**EXERCISE:** From the listing, collect all lines containing the word "density".

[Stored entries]
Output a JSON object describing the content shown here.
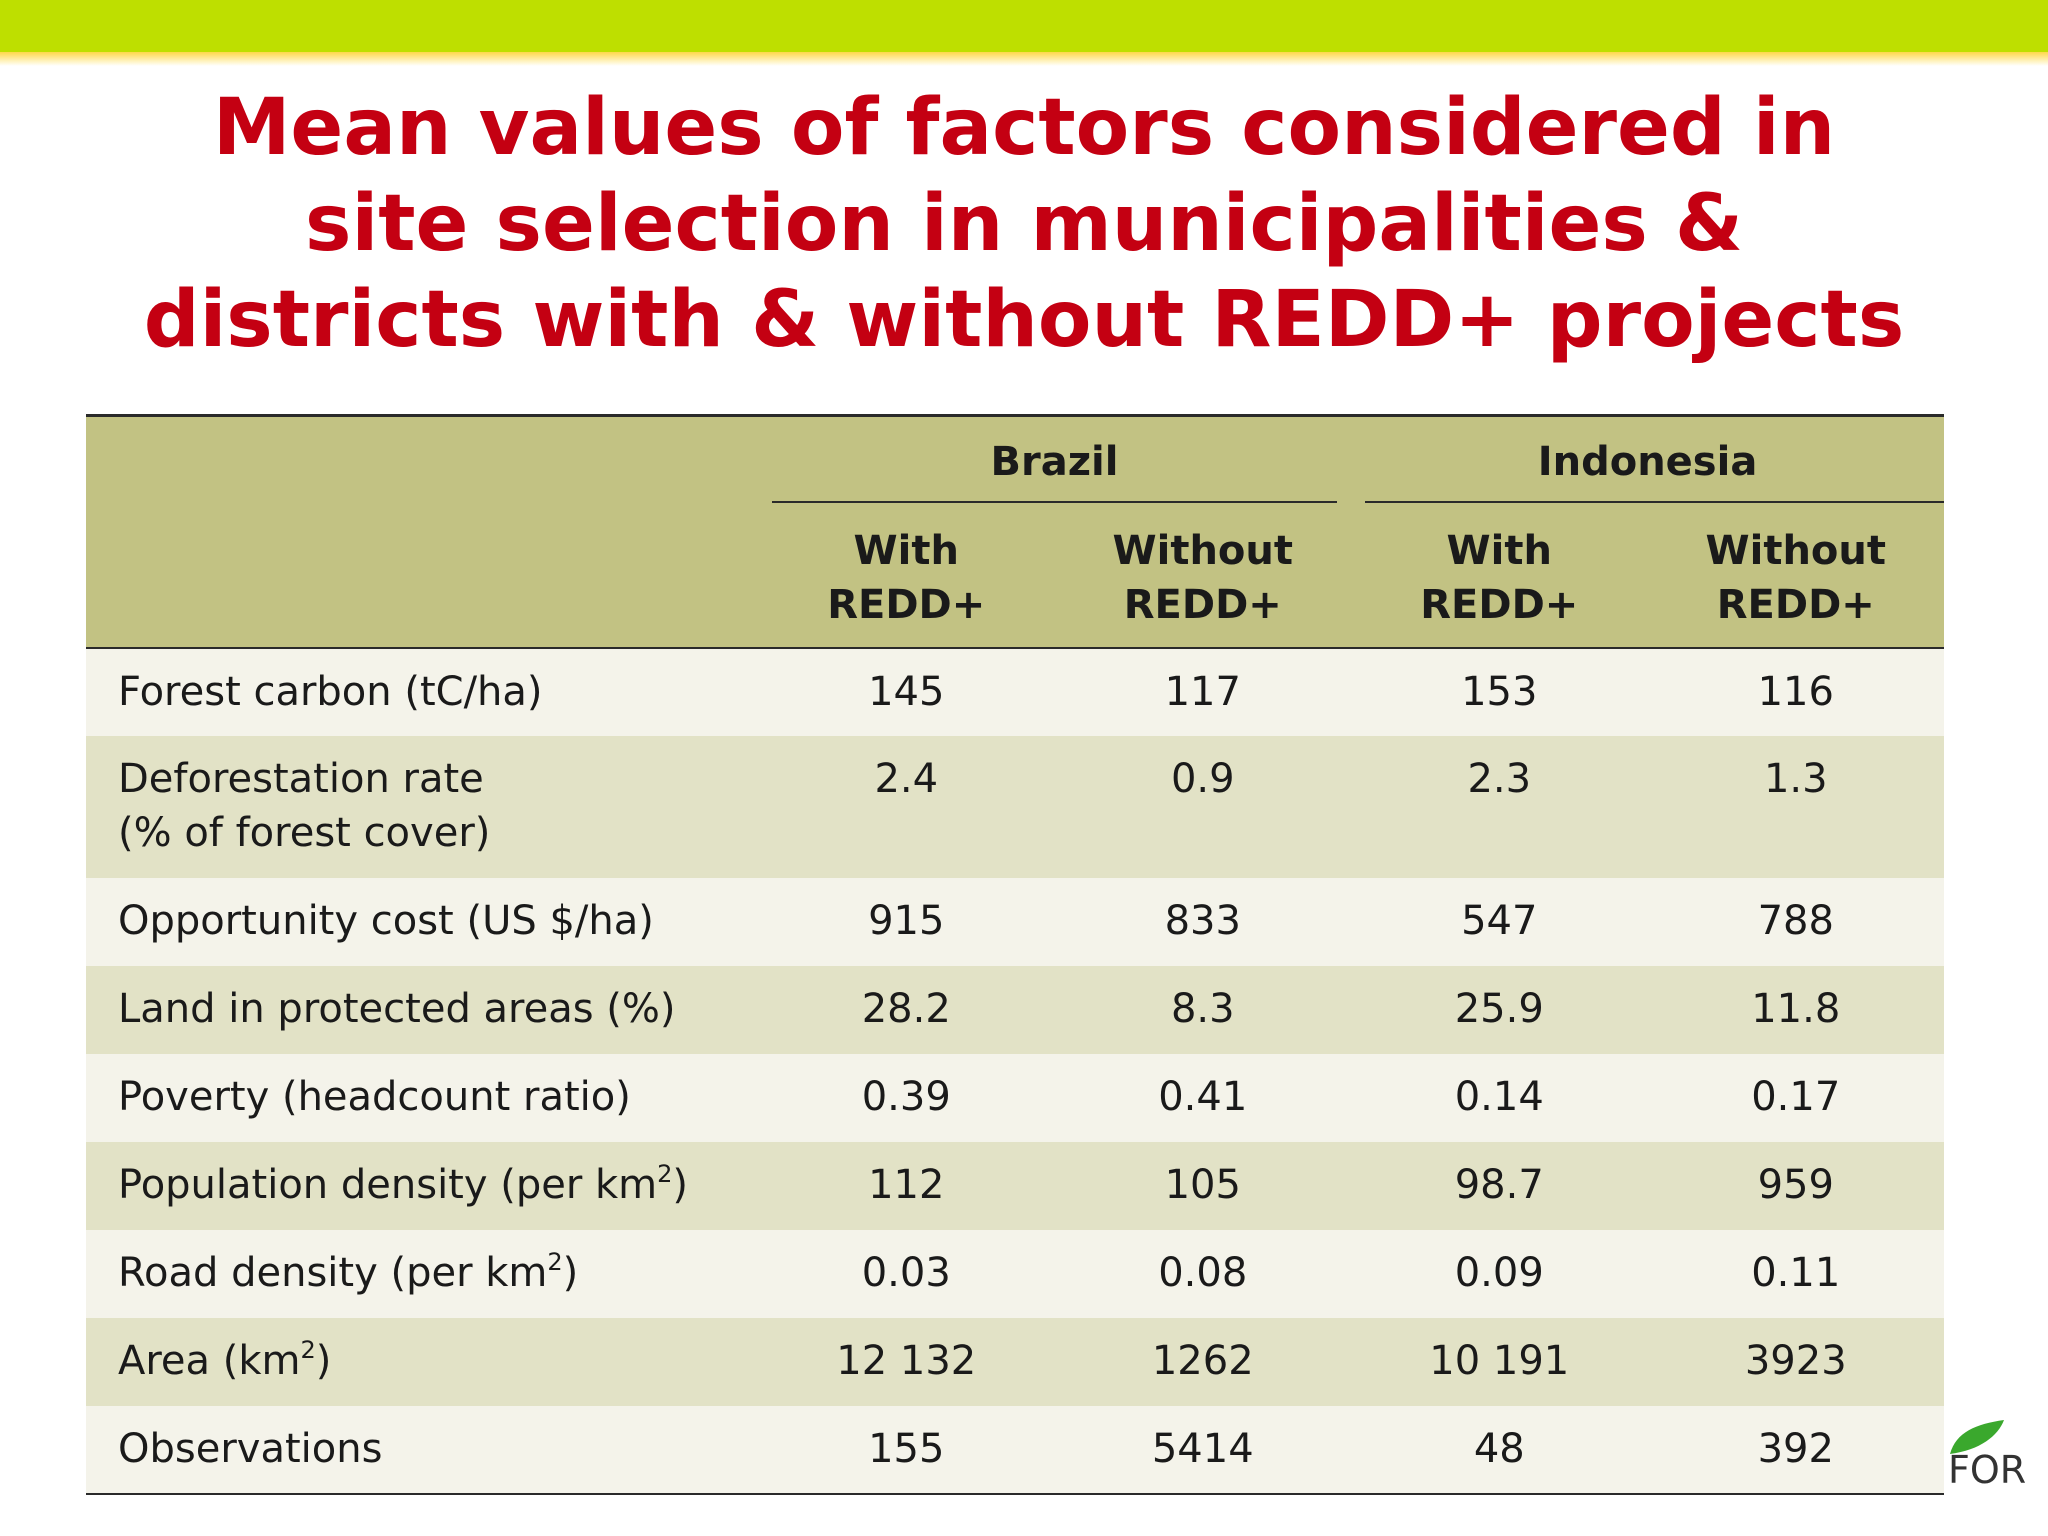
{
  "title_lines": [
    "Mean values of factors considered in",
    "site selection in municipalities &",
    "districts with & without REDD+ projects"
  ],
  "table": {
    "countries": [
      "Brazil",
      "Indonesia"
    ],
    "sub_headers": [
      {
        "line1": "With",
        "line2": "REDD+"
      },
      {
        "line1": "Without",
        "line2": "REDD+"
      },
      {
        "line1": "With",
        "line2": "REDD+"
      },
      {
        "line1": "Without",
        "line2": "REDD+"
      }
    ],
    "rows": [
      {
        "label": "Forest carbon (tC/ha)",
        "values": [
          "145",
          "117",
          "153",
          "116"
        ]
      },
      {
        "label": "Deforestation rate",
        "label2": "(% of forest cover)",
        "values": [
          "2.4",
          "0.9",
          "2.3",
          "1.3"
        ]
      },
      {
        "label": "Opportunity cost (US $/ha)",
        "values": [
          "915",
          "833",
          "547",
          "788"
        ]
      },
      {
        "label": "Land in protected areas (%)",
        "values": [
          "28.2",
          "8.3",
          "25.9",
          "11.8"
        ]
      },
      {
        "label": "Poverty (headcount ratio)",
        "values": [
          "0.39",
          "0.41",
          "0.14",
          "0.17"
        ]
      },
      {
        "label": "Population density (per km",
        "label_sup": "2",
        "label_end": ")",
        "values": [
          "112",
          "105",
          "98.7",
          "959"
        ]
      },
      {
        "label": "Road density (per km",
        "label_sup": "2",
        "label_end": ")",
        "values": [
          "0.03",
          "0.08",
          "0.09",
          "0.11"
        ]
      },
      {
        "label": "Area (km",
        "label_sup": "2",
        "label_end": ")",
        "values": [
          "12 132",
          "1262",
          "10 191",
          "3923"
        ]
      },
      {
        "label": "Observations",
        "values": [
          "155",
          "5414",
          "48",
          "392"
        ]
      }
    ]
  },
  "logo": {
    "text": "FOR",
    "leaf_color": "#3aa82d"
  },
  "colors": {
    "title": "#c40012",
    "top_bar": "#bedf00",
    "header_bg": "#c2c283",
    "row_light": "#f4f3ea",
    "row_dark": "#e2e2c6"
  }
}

**WRITTEN ANSWER:**
        "label": "Population density (per km",
        "label": "Road density (per km",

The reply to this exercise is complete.